:: Directions for this task ::
Wherever a line in the data below holds "need", copy that line.

:: Material supplied ::

****************************************

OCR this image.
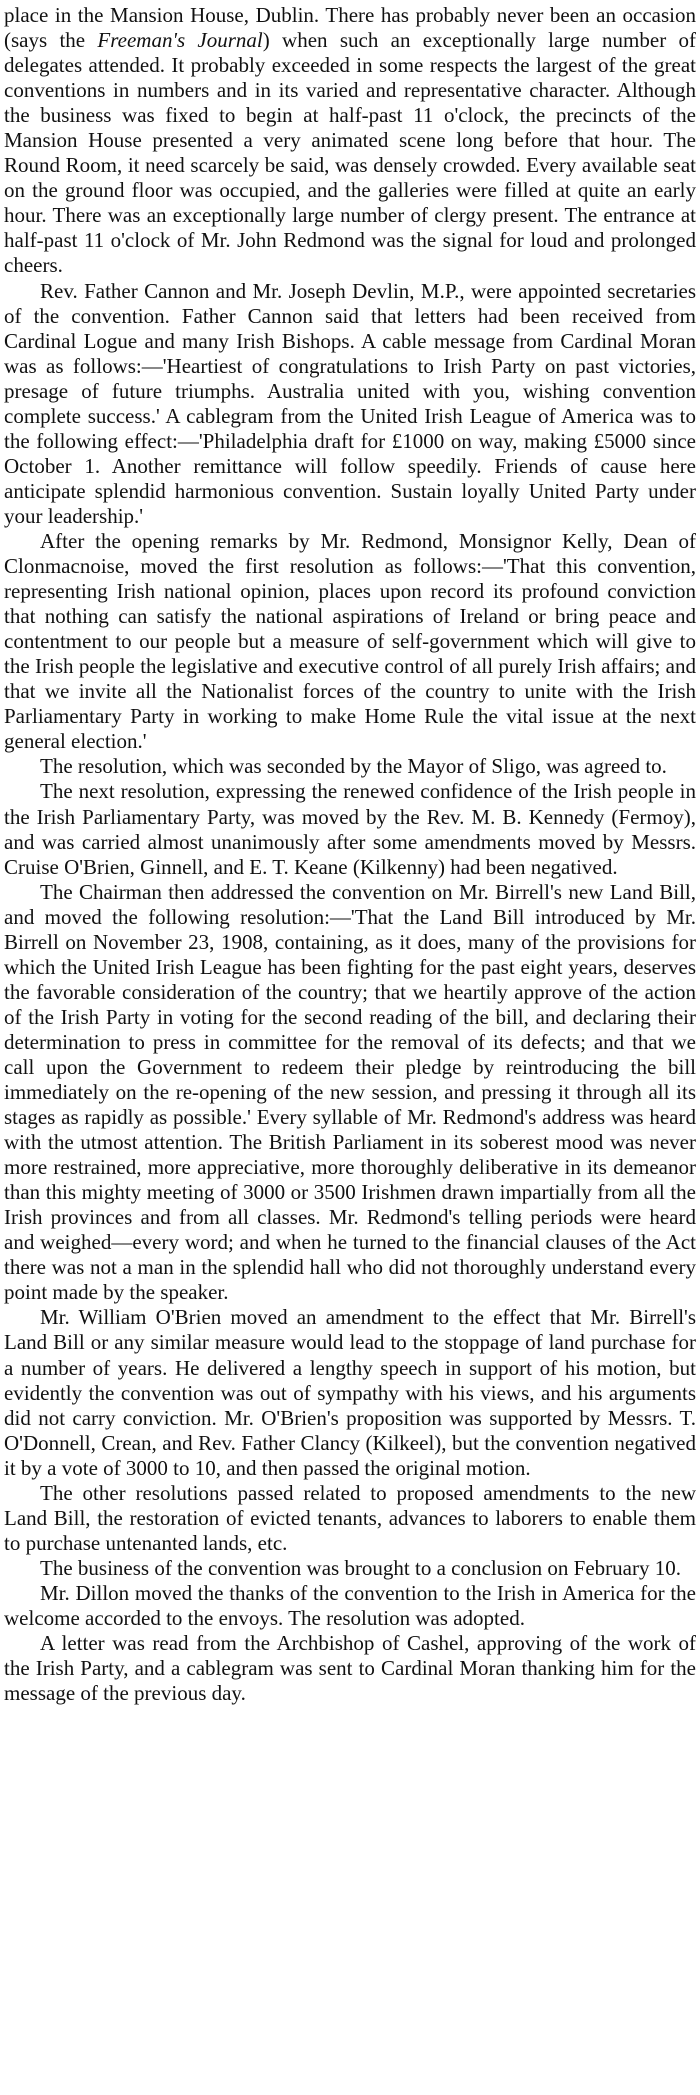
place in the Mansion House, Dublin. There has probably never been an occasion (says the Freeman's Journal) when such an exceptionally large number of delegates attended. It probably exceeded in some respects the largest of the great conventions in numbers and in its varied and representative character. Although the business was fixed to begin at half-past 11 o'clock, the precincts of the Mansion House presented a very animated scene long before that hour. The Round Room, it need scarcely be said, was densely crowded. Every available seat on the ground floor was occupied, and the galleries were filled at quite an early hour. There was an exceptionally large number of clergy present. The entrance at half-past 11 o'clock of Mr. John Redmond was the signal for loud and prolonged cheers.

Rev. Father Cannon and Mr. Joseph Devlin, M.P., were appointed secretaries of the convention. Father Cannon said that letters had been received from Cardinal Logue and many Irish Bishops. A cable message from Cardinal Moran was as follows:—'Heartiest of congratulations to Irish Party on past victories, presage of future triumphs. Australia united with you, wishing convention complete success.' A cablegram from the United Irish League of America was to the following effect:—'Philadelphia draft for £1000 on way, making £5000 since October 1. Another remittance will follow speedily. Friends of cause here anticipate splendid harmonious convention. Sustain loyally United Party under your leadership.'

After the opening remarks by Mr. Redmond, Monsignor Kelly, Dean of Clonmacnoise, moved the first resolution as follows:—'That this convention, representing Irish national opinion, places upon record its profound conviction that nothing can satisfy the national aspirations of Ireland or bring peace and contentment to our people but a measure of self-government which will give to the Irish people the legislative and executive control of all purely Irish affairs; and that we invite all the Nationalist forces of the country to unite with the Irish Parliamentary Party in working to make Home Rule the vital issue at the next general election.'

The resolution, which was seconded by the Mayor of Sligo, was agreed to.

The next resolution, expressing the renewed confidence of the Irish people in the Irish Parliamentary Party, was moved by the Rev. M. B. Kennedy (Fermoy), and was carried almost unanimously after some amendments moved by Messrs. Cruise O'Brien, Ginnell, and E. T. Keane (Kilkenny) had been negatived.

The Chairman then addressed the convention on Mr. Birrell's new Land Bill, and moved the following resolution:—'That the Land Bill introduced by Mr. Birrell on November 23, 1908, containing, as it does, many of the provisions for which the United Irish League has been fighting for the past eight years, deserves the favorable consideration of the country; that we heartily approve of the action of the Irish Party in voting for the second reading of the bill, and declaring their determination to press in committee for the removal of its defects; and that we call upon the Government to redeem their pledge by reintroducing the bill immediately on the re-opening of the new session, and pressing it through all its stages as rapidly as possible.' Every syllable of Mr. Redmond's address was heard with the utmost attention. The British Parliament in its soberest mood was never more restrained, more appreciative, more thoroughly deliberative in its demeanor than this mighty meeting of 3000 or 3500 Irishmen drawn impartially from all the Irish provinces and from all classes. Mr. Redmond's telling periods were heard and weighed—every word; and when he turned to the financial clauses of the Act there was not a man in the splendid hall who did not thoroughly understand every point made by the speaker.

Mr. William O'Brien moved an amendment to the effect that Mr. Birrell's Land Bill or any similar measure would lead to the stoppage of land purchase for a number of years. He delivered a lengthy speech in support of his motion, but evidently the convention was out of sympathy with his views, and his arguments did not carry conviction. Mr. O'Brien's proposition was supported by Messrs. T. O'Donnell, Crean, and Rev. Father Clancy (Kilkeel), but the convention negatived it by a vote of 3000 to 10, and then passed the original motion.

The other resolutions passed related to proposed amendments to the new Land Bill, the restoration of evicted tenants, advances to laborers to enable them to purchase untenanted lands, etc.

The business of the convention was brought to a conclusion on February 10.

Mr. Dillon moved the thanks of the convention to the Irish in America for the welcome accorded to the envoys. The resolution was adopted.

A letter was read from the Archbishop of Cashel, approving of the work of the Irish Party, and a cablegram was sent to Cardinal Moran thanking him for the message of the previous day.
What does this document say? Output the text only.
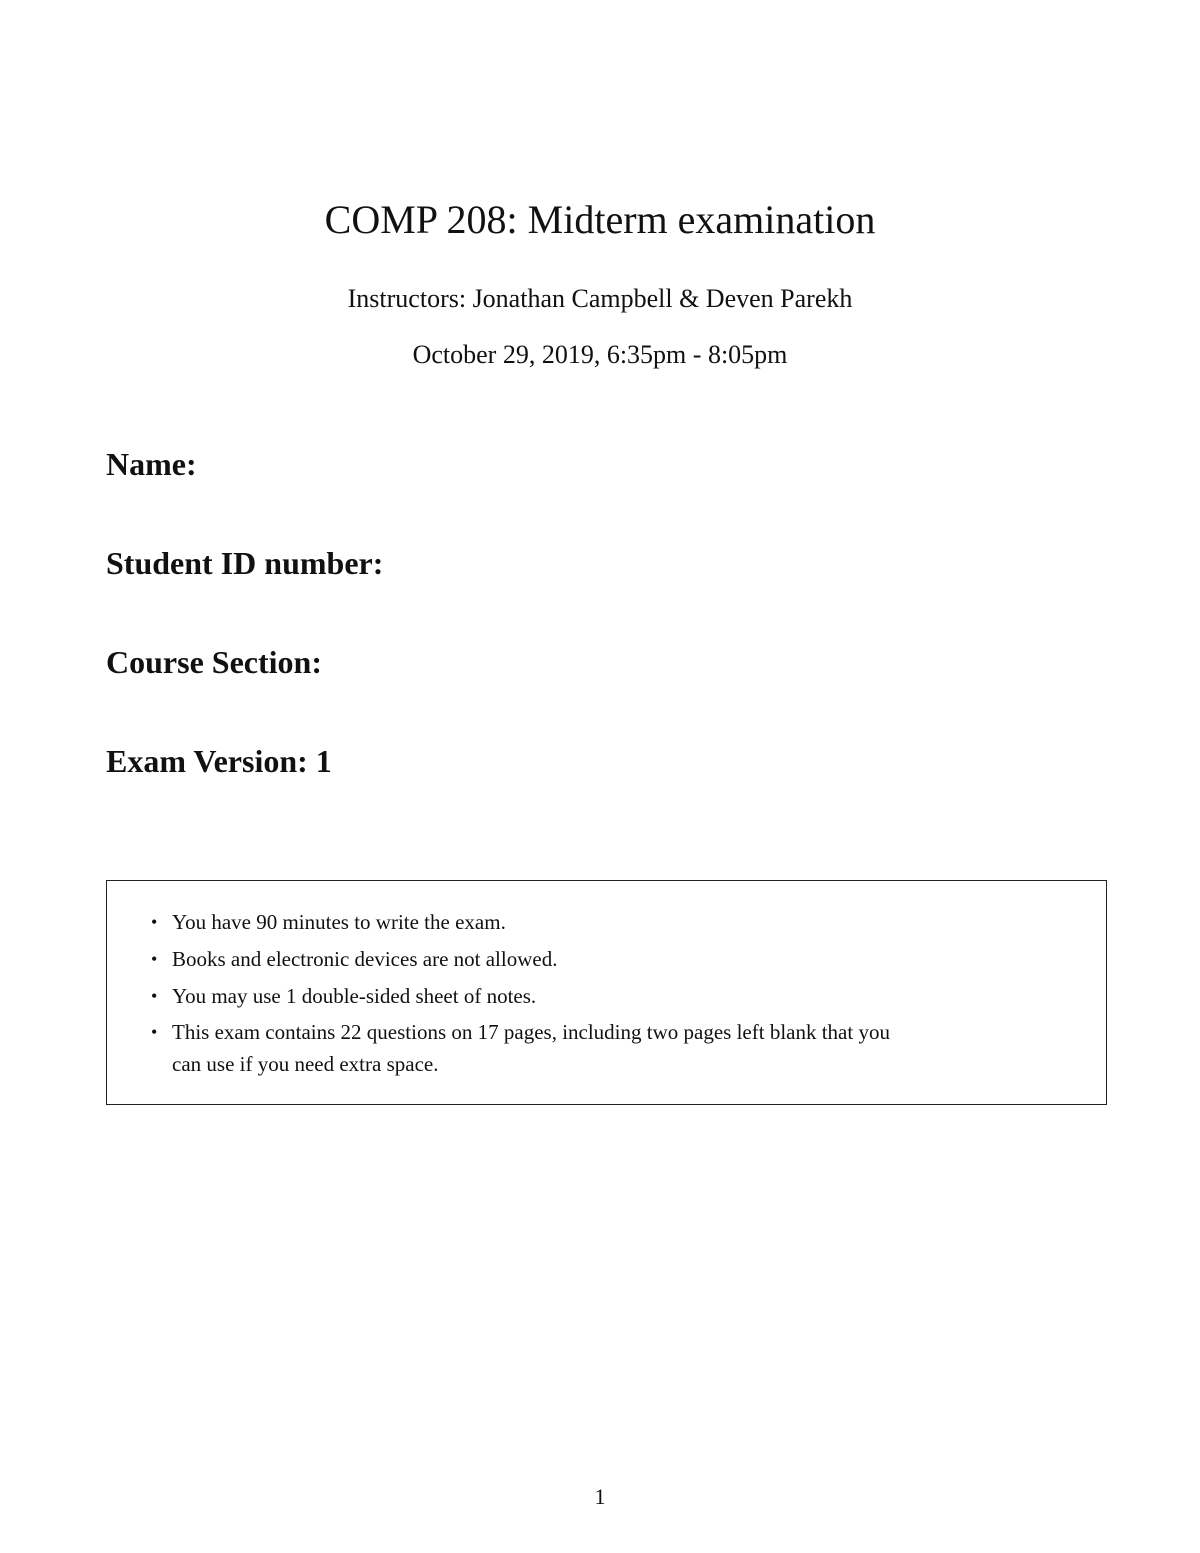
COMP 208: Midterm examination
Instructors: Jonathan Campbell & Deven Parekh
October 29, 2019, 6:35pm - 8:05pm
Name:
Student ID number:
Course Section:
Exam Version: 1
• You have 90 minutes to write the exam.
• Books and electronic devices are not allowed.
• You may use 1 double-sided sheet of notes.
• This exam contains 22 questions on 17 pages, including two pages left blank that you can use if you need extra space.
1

****************************************

:: Result of the task ::
place in the Mansion House, Dublin. There has probably never been an occasion (says the Freeman's Journal) when such an exceptionally large number of delegates attended. It probably exceeded in some respects the largest of the great conventions in numbers and in its varied and representative character. Although the business was fixed to begin at half-past 11 o'clock, the precincts of the Mansion House presented a very animated scene long before that hour. The Round Room, it need scarcely be said, was densely crowded. Every available seat on the ground floor was occupied, and the galleries were filled at quite an early hour. There was an exceptionally large number of clergy present. The entrance at half-past 11 o'clock of Mr. John Redmond was the signal for loud and prolonged cheers.
• This exam contains 22 questions on 17 pages, including two pages left blank that you can use if you need extra space.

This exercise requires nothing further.